** begin THE RECORDS **

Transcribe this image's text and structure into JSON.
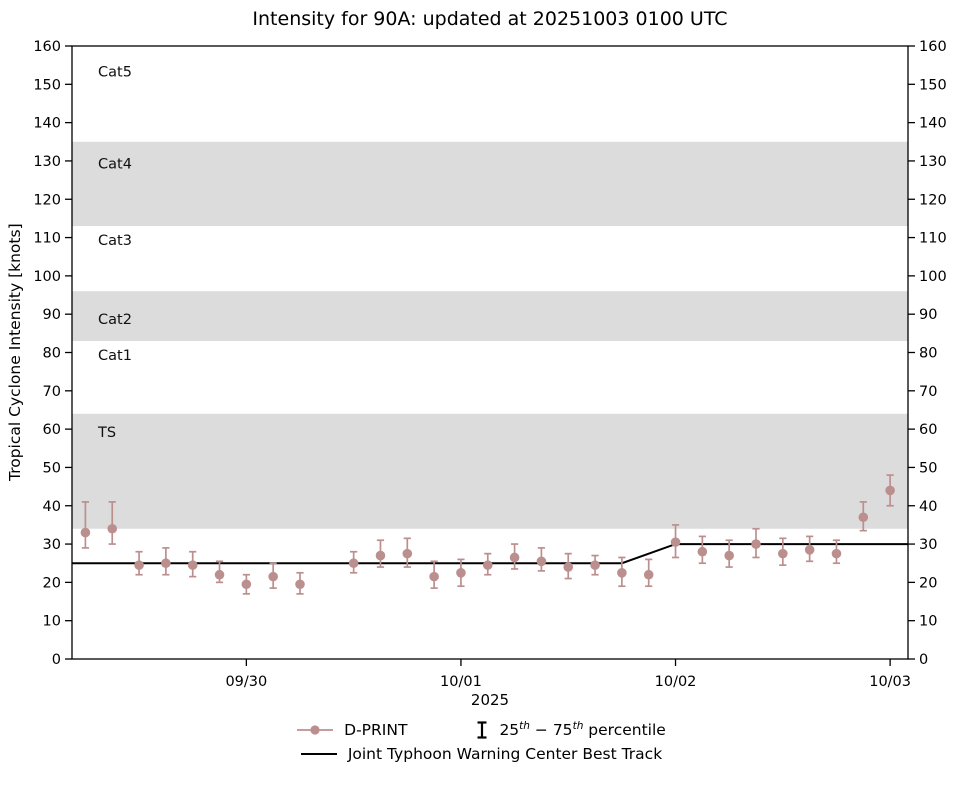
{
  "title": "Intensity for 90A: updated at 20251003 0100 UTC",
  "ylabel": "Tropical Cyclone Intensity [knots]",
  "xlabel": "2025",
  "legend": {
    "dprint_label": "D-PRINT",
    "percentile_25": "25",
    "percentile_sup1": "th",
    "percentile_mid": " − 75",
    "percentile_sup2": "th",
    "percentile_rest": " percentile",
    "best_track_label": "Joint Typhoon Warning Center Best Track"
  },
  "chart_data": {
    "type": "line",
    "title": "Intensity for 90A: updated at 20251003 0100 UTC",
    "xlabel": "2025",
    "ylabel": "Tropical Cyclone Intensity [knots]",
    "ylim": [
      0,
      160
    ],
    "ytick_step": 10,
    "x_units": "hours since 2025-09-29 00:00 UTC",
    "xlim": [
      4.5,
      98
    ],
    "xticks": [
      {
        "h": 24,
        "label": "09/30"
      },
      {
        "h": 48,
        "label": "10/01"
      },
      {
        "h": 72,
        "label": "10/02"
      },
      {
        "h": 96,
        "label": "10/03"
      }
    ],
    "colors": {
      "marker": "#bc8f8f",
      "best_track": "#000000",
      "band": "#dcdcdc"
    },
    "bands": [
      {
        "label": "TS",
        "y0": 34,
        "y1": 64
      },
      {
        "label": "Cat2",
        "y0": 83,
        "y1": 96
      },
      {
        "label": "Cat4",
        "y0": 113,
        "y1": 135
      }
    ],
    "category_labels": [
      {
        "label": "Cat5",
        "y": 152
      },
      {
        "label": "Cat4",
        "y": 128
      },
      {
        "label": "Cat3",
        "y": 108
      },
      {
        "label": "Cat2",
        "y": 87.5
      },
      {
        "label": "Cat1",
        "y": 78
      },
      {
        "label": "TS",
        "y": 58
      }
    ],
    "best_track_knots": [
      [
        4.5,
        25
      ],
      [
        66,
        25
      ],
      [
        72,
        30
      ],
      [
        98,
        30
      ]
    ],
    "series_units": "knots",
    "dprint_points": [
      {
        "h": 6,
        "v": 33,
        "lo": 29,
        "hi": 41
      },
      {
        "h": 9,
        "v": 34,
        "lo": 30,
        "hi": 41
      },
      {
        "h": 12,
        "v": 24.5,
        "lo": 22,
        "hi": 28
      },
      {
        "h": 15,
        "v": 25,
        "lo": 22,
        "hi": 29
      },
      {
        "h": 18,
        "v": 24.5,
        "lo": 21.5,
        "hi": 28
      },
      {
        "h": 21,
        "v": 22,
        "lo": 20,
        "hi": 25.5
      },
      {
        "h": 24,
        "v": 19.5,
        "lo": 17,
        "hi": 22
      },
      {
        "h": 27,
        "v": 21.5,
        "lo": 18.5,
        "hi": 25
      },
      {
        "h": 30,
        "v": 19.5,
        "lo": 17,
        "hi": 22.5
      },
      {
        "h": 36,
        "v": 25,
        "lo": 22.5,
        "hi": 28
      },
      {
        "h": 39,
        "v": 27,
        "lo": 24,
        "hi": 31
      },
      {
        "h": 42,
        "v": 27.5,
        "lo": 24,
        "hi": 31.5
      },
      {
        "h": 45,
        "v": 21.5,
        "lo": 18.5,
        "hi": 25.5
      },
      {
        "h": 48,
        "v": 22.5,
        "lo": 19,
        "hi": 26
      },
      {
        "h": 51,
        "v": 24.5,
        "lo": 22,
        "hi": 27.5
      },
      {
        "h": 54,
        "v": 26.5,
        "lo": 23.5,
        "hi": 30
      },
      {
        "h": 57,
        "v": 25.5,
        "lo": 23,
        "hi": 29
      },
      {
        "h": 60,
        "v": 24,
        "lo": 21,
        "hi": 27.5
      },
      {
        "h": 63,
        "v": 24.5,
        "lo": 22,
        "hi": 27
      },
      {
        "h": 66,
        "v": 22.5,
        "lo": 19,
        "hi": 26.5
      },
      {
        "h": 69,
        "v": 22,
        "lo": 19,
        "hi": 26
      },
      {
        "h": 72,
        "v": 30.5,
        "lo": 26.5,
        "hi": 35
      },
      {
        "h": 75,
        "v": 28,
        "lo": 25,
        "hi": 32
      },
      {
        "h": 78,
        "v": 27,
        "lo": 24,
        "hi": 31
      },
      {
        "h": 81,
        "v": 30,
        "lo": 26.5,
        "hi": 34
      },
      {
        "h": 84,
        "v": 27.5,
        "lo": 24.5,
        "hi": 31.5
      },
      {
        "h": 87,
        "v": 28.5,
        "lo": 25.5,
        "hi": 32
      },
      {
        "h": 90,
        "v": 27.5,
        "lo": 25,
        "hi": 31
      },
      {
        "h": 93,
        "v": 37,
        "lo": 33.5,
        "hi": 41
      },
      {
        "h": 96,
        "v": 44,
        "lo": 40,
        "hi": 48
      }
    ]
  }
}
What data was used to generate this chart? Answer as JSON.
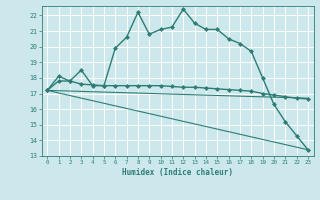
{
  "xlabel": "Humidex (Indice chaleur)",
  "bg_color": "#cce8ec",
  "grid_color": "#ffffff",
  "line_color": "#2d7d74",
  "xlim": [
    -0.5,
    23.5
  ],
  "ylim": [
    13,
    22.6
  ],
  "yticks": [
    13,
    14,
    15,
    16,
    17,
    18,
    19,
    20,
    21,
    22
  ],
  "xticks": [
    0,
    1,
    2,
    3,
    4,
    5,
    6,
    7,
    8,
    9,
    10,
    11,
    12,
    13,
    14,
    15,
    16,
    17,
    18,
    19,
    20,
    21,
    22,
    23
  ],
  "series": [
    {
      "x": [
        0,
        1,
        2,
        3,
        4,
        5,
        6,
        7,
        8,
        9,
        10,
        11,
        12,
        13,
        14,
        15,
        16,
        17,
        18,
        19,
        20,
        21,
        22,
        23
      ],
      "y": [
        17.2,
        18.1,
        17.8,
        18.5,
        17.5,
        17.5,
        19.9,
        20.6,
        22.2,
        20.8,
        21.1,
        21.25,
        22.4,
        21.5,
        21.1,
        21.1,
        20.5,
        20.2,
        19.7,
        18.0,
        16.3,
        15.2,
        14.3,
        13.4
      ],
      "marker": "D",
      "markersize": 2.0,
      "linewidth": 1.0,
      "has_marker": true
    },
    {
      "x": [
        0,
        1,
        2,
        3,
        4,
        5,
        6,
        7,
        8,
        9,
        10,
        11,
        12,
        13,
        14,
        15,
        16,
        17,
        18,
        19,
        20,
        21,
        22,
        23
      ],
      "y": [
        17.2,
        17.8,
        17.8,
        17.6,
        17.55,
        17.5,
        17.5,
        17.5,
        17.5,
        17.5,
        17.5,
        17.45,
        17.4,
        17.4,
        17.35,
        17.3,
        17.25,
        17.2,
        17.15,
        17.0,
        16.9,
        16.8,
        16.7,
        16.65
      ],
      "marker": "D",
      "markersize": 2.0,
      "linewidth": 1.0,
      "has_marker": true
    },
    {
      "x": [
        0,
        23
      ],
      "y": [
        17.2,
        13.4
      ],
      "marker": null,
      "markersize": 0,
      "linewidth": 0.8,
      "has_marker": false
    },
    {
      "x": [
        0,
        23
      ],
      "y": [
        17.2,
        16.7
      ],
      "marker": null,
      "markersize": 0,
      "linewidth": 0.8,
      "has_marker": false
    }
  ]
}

** end THE RECORDS **

:: TASK BRIEF ::
Go through the entries and return each line where the word "Tropical" appears.

:: SOLVED EXERCISE ::
  "ylabel": "Tropical Cyclone Intensity [knots]",
    "ylabel": "Tropical Cyclone Intensity [knots]",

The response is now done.